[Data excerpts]
>> Start
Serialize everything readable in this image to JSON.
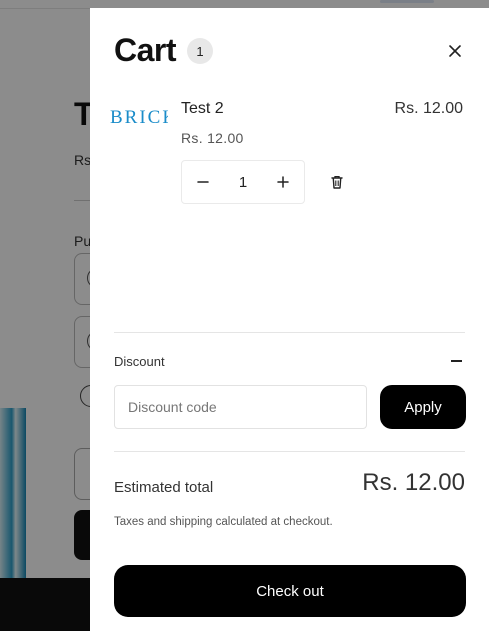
{
  "background": {
    "title_fragment": "T",
    "price_fragment": "Rs",
    "label_fragment": "Pu"
  },
  "cart": {
    "title": "Cart",
    "count": "1",
    "close_icon": "close-icon",
    "items": [
      {
        "name": "Test 2",
        "unit_price": "Rs. 12.00",
        "line_total": "Rs. 12.00",
        "quantity": "1",
        "thumbnail_text": "BRICK"
      }
    ],
    "discount": {
      "label": "Discount",
      "placeholder": "Discount code",
      "apply_label": "Apply"
    },
    "estimated_total_label": "Estimated total",
    "estimated_total_value": "Rs. 12.00",
    "tax_note": "Taxes and shipping calculated at checkout.",
    "checkout_label": "Check out"
  },
  "colors": {
    "accent": "#000000",
    "overlay": "#00000073",
    "thumbnail_brand": "#1a8cc9"
  }
}
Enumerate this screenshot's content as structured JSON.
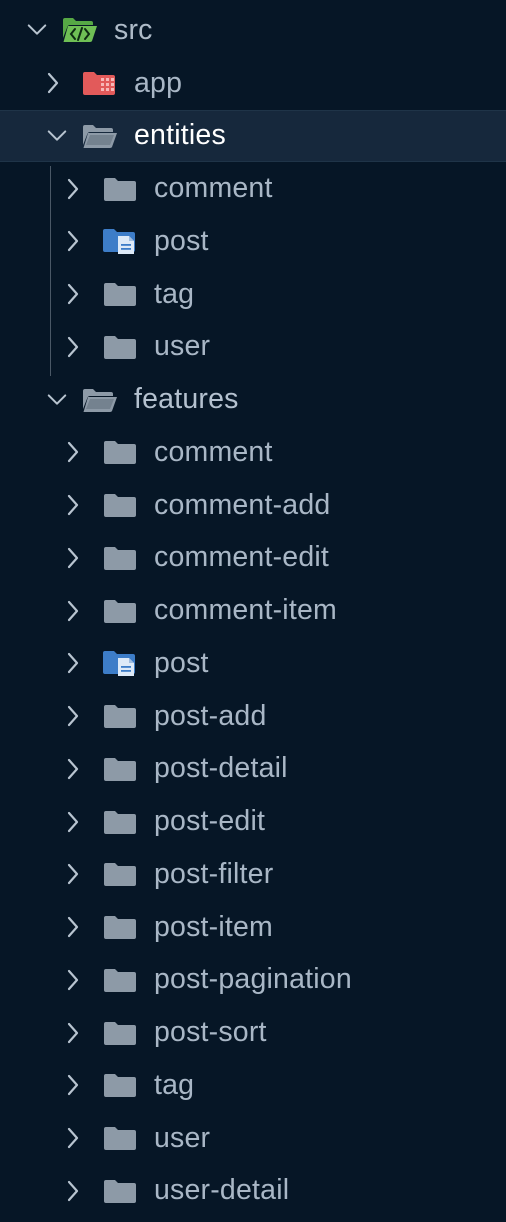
{
  "tree": [
    {
      "id": "src",
      "label": "src",
      "depth": 0,
      "expanded": true,
      "icon": "folder-src-open-icon",
      "root": true
    },
    {
      "id": "app",
      "label": "app",
      "depth": 1,
      "expanded": false,
      "icon": "folder-app-icon"
    },
    {
      "id": "entities",
      "label": "entities",
      "depth": 1,
      "expanded": true,
      "icon": "folder-open-icon",
      "selected": true
    },
    {
      "id": "entities-comment",
      "label": "comment",
      "depth": 2,
      "expanded": false,
      "icon": "folder-icon"
    },
    {
      "id": "entities-post",
      "label": "post",
      "depth": 2,
      "expanded": false,
      "icon": "folder-post-icon"
    },
    {
      "id": "entities-tag",
      "label": "tag",
      "depth": 2,
      "expanded": false,
      "icon": "folder-icon"
    },
    {
      "id": "entities-user",
      "label": "user",
      "depth": 2,
      "expanded": false,
      "icon": "folder-icon"
    },
    {
      "id": "features",
      "label": "features",
      "depth": 1,
      "expanded": true,
      "icon": "folder-open-icon"
    },
    {
      "id": "features-comment",
      "label": "comment",
      "depth": 2,
      "expanded": false,
      "icon": "folder-icon"
    },
    {
      "id": "features-comment-add",
      "label": "comment-add",
      "depth": 2,
      "expanded": false,
      "icon": "folder-icon"
    },
    {
      "id": "features-comment-edit",
      "label": "comment-edit",
      "depth": 2,
      "expanded": false,
      "icon": "folder-icon"
    },
    {
      "id": "features-comment-item",
      "label": "comment-item",
      "depth": 2,
      "expanded": false,
      "icon": "folder-icon"
    },
    {
      "id": "features-post",
      "label": "post",
      "depth": 2,
      "expanded": false,
      "icon": "folder-post-icon"
    },
    {
      "id": "features-post-add",
      "label": "post-add",
      "depth": 2,
      "expanded": false,
      "icon": "folder-icon"
    },
    {
      "id": "features-post-detail",
      "label": "post-detail",
      "depth": 2,
      "expanded": false,
      "icon": "folder-icon"
    },
    {
      "id": "features-post-edit",
      "label": "post-edit",
      "depth": 2,
      "expanded": false,
      "icon": "folder-icon"
    },
    {
      "id": "features-post-filter",
      "label": "post-filter",
      "depth": 2,
      "expanded": false,
      "icon": "folder-icon"
    },
    {
      "id": "features-post-item",
      "label": "post-item",
      "depth": 2,
      "expanded": false,
      "icon": "folder-icon"
    },
    {
      "id": "features-post-pagination",
      "label": "post-pagination",
      "depth": 2,
      "expanded": false,
      "icon": "folder-icon"
    },
    {
      "id": "features-post-sort",
      "label": "post-sort",
      "depth": 2,
      "expanded": false,
      "icon": "folder-icon"
    },
    {
      "id": "features-tag",
      "label": "tag",
      "depth": 2,
      "expanded": false,
      "icon": "folder-icon"
    },
    {
      "id": "features-user",
      "label": "user",
      "depth": 2,
      "expanded": false,
      "icon": "folder-icon"
    },
    {
      "id": "features-user-detail",
      "label": "user-detail",
      "depth": 2,
      "expanded": false,
      "icon": "folder-icon"
    }
  ],
  "colors": {
    "background": "#061626",
    "selected_row": "#16283c",
    "label": "#a9b7c6",
    "selected_label": "#ffffff",
    "folder": "#8d9aa7",
    "folder_src": "#56a845",
    "folder_app": "#e25a5a",
    "folder_post": "#3d7dc8"
  }
}
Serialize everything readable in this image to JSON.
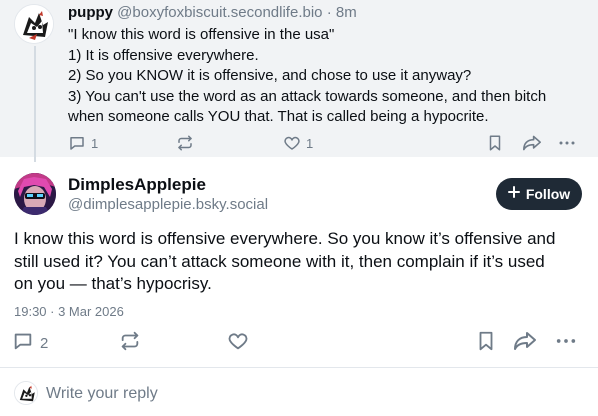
{
  "parent_post": {
    "author_name": "puppy",
    "author_handle": "@boxyfoxbiscuit.secondlife.bio",
    "separator": "·",
    "time": "8m",
    "lines": [
      "\"I know this word is offensive in the usa\"",
      "1) It is offensive everywhere.",
      "2) So you KNOW it is offensive, and chose to use it anyway?",
      "3) You can't use the word as an attack towards someone, and then bitch",
      "when someone calls YOU that. That is called being a hypocrite."
    ],
    "reply_count": "1",
    "like_count": "1"
  },
  "main_post": {
    "author_name": "DimplesApplepie",
    "author_handle": "@dimplesapplepie.bsky.social",
    "follow_label": "Follow",
    "lines": [
      "I know this word is offensive everywhere. So you know it’s offensive and",
      "still used it? You can’t attack someone with it, then complain if it’s used",
      "on you — that’s hypocrisy."
    ],
    "timestamp": "19:30 · 3 Mar 2026",
    "reply_count": "2"
  },
  "reply_bar": {
    "placeholder": "Write your reply"
  },
  "icons": {
    "reply": "reply-icon",
    "repost": "repost-icon",
    "like": "like-icon",
    "bookmark": "bookmark-icon",
    "share": "share-icon",
    "more": "more-icon"
  },
  "colors": {
    "text": "#0b0f14",
    "muted": "#6f7b88",
    "parent_background": "#f1f3f5",
    "follow_button": "#1f2a36"
  }
}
>> End
What you will do:
The data above needs to be retyped exactly, with the images left out.

Output:
Serialize everything readable in this image to JSON.
{
  "background": {
    "title_fragment": "T",
    "price_fragment": "Rs",
    "label_fragment": "Pu"
  },
  "cart": {
    "title": "Cart",
    "count": "1",
    "close_icon": "close-icon",
    "items": [
      {
        "name": "Test 2",
        "unit_price": "Rs. 12.00",
        "line_total": "Rs. 12.00",
        "quantity": "1",
        "thumbnail_text": "BRICK"
      }
    ],
    "discount": {
      "label": "Discount",
      "placeholder": "Discount code",
      "apply_label": "Apply"
    },
    "estimated_total_label": "Estimated total",
    "estimated_total_value": "Rs. 12.00",
    "tax_note": "Taxes and shipping calculated at checkout.",
    "checkout_label": "Check out"
  },
  "colors": {
    "accent": "#000000",
    "overlay": "#00000073",
    "thumbnail_brand": "#1a8cc9"
  }
}
Enumerate this screenshot's content as structured JSON.
{
  "tree": [
    {
      "id": "src",
      "label": "src",
      "depth": 0,
      "expanded": true,
      "icon": "folder-src-open-icon",
      "root": true
    },
    {
      "id": "app",
      "label": "app",
      "depth": 1,
      "expanded": false,
      "icon": "folder-app-icon"
    },
    {
      "id": "entities",
      "label": "entities",
      "depth": 1,
      "expanded": true,
      "icon": "folder-open-icon",
      "selected": true
    },
    {
      "id": "entities-comment",
      "label": "comment",
      "depth": 2,
      "expanded": false,
      "icon": "folder-icon"
    },
    {
      "id": "entities-post",
      "label": "post",
      "depth": 2,
      "expanded": false,
      "icon": "folder-post-icon"
    },
    {
      "id": "entities-tag",
      "label": "tag",
      "depth": 2,
      "expanded": false,
      "icon": "folder-icon"
    },
    {
      "id": "entities-user",
      "label": "user",
      "depth": 2,
      "expanded": false,
      "icon": "folder-icon"
    },
    {
      "id": "features",
      "label": "features",
      "depth": 1,
      "expanded": true,
      "icon": "folder-open-icon"
    },
    {
      "id": "features-comment",
      "label": "comment",
      "depth": 2,
      "expanded": false,
      "icon": "folder-icon"
    },
    {
      "id": "features-comment-add",
      "label": "comment-add",
      "depth": 2,
      "expanded": false,
      "icon": "folder-icon"
    },
    {
      "id": "features-comment-edit",
      "label": "comment-edit",
      "depth": 2,
      "expanded": false,
      "icon": "folder-icon"
    },
    {
      "id": "features-comment-item",
      "label": "comment-item",
      "depth": 2,
      "expanded": false,
      "icon": "folder-icon"
    },
    {
      "id": "features-post",
      "label": "post",
      "depth": 2,
      "expanded": false,
      "icon": "folder-post-icon"
    },
    {
      "id": "features-post-add",
      "label": "post-add",
      "depth": 2,
      "expanded": false,
      "icon": "folder-icon"
    },
    {
      "id": "features-post-detail",
      "label": "post-detail",
      "depth": 2,
      "expanded": false,
      "icon": "folder-icon"
    },
    {
      "id": "features-post-edit",
      "label": "post-edit",
      "depth": 2,
      "expanded": false,
      "icon": "folder-icon"
    },
    {
      "id": "features-post-filter",
      "label": "post-filter",
      "depth": 2,
      "expanded": false,
      "icon": "folder-icon"
    },
    {
      "id": "features-post-item",
      "label": "post-item",
      "depth": 2,
      "expanded": false,
      "icon": "folder-icon"
    },
    {
      "id": "features-post-pagination",
      "label": "post-pagination",
      "depth": 2,
      "expanded": false,
      "icon": "folder-icon"
    },
    {
      "id": "features-post-sort",
      "label": "post-sort",
      "depth": 2,
      "expanded": false,
      "icon": "folder-icon"
    },
    {
      "id": "features-tag",
      "label": "tag",
      "depth": 2,
      "expanded": false,
      "icon": "folder-icon"
    },
    {
      "id": "features-user",
      "label": "user",
      "depth": 2,
      "expanded": false,
      "icon": "folder-icon"
    },
    {
      "id": "features-user-detail",
      "label": "user-detail",
      "depth": 2,
      "expanded": false,
      "icon": "folder-icon"
    }
  ],
  "colors": {
    "background": "#061626",
    "selected_row": "#16283c",
    "label": "#a9b7c6",
    "selected_label": "#ffffff",
    "folder": "#8d9aa7",
    "folder_src": "#56a845",
    "folder_app": "#e25a5a",
    "folder_post": "#3d7dc8"
  }
}
Serialize everything readable in this image to JSON.
{
  "parent_post": {
    "author_name": "puppy",
    "author_handle": "@boxyfoxbiscuit.secondlife.bio",
    "separator": "·",
    "time": "8m",
    "lines": [
      "\"I know this word is offensive in the usa\"",
      "1) It is offensive everywhere.",
      "2) So you KNOW it is offensive, and chose to use it anyway?",
      "3) You can't use the word as an attack towards someone, and then bitch",
      "when someone calls YOU that. That is called being a hypocrite."
    ],
    "reply_count": "1",
    "like_count": "1"
  },
  "main_post": {
    "author_name": "DimplesApplepie",
    "author_handle": "@dimplesapplepie.bsky.social",
    "follow_label": "Follow",
    "lines": [
      "I know this word is offensive everywhere. So you know it’s offensive and",
      "still used it? You can’t attack someone with it, then complain if it’s used",
      "on you — that’s hypocrisy."
    ],
    "timestamp": "19:30 · 3 Mar 2026",
    "reply_count": "2"
  },
  "reply_bar": {
    "placeholder": "Write your reply"
  },
  "icons": {
    "reply": "reply-icon",
    "repost": "repost-icon",
    "like": "like-icon",
    "bookmark": "bookmark-icon",
    "share": "share-icon",
    "more": "more-icon"
  },
  "colors": {
    "text": "#0b0f14",
    "muted": "#6f7b88",
    "parent_background": "#f1f3f5",
    "follow_button": "#1f2a36"
  }
}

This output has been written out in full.